(TASK DIRECTIONS): In the records below, find each line containing the word "Frame" and copy it.

[start of DATA EXTRACT]

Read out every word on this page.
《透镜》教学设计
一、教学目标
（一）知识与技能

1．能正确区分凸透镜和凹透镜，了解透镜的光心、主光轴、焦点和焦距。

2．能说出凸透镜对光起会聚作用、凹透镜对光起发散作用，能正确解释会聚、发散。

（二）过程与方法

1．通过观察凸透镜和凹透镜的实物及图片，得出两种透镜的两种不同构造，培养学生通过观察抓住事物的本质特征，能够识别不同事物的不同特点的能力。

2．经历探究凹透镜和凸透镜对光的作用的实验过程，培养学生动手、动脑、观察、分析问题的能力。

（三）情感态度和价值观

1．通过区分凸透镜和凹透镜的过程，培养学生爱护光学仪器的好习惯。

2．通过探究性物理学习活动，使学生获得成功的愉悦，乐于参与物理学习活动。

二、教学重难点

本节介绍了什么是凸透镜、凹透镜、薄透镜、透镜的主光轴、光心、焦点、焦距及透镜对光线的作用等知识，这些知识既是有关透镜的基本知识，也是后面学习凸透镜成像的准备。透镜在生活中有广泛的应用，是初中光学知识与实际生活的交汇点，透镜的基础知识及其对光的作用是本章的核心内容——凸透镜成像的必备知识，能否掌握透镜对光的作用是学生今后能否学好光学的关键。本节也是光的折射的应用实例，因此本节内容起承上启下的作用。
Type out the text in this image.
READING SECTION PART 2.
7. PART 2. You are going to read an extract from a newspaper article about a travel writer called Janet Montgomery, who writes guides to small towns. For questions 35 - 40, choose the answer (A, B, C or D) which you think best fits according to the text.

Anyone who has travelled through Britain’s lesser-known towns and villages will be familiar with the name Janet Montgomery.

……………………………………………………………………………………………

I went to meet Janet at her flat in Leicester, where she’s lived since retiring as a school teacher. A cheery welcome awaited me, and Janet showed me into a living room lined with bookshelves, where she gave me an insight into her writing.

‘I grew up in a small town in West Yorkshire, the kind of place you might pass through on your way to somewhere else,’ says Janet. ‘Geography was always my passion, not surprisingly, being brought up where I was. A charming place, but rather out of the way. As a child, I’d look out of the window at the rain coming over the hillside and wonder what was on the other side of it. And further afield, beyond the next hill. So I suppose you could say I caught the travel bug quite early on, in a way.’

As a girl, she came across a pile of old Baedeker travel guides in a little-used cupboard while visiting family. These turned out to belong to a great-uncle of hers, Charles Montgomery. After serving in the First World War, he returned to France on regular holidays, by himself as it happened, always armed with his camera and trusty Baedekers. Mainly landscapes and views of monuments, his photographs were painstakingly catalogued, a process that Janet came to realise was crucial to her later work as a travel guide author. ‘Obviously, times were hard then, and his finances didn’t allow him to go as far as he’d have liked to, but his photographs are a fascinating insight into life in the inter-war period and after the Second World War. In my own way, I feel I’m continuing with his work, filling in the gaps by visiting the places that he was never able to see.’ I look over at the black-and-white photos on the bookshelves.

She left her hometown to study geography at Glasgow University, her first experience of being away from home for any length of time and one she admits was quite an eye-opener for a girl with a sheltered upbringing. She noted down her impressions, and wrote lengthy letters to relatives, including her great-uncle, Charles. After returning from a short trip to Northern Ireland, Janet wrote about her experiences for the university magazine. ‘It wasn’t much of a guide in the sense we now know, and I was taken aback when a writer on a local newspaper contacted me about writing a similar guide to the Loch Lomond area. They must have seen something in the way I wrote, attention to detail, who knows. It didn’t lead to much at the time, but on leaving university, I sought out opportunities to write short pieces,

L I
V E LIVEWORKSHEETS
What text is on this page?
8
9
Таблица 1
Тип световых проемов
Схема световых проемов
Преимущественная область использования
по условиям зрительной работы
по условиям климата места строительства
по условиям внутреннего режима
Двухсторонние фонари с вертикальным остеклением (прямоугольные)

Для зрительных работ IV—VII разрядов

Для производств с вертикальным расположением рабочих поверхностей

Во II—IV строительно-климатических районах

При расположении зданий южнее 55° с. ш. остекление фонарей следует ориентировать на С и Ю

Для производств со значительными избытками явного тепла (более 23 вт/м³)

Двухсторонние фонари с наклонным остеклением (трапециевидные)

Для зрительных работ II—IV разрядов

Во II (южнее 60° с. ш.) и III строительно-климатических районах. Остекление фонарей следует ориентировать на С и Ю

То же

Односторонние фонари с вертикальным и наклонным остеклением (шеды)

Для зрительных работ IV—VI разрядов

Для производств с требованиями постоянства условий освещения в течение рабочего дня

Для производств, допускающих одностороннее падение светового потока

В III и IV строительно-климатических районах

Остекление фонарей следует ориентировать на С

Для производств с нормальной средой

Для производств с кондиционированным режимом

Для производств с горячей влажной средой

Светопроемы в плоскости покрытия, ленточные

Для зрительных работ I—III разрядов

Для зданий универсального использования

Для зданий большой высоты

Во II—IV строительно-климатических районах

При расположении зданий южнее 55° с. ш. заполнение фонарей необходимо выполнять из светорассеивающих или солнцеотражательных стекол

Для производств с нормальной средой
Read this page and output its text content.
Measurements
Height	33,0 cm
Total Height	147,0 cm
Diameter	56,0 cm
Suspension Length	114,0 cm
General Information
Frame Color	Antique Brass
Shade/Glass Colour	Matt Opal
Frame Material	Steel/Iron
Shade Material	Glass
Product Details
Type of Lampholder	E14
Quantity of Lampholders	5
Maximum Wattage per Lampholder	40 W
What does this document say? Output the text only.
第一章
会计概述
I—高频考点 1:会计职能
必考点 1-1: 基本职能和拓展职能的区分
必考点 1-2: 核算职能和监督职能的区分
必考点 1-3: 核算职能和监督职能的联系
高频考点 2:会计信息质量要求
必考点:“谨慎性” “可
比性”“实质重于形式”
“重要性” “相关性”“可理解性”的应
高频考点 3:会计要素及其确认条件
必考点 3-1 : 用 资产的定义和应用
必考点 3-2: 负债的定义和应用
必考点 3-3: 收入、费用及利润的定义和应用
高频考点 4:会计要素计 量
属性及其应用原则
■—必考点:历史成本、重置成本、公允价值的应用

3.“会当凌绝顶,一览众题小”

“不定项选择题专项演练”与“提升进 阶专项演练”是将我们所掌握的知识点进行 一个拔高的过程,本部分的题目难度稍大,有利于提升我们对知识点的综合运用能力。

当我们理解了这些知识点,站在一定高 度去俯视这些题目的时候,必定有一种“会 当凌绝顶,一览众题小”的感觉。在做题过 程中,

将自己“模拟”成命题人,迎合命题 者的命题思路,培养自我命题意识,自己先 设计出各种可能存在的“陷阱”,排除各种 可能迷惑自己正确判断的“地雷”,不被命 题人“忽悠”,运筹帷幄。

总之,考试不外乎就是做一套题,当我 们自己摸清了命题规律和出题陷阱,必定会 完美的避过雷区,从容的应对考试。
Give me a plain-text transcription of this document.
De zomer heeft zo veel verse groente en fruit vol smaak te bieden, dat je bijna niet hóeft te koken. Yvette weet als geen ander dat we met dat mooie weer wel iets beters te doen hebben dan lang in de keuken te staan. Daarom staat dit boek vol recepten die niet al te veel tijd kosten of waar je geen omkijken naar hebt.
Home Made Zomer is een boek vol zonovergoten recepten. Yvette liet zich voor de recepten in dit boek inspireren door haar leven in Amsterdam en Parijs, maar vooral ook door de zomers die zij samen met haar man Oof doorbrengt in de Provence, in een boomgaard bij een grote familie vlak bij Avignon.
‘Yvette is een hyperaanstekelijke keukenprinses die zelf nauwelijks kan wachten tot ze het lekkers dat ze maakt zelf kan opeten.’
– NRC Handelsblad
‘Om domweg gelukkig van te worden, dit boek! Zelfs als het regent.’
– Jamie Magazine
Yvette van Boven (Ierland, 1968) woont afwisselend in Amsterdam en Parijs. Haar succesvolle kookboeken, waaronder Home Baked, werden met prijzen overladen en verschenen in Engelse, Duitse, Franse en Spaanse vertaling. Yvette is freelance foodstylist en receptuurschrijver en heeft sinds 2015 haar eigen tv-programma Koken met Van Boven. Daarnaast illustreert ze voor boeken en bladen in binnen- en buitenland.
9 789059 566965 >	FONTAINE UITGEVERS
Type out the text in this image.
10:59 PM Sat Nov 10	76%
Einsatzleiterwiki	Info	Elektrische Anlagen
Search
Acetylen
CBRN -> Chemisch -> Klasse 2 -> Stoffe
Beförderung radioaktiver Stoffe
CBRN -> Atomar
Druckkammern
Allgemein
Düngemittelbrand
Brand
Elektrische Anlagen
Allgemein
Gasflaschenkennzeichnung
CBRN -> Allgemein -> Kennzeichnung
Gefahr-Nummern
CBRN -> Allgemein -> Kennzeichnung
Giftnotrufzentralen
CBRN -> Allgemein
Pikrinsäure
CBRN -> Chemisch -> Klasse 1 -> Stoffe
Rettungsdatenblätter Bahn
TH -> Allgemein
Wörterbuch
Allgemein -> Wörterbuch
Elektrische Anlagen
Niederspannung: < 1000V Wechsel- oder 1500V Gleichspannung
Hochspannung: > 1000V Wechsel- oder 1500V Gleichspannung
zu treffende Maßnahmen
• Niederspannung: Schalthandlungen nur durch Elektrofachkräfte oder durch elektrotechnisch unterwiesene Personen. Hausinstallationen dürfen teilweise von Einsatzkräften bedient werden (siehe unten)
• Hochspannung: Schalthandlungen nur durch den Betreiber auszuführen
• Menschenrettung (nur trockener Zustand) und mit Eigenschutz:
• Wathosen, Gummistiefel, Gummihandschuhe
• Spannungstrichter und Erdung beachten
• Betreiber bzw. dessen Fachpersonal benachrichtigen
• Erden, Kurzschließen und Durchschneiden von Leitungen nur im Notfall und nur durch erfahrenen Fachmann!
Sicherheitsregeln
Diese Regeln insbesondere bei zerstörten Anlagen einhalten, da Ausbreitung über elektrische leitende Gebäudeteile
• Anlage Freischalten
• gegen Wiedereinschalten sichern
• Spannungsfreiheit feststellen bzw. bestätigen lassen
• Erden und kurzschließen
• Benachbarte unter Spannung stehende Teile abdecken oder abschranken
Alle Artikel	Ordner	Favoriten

[end of DATA EXTRACT]

(OUTPUT OF THE EXERCISE):
Frame Color	Antique Brass
Frame Material	Steel/Iron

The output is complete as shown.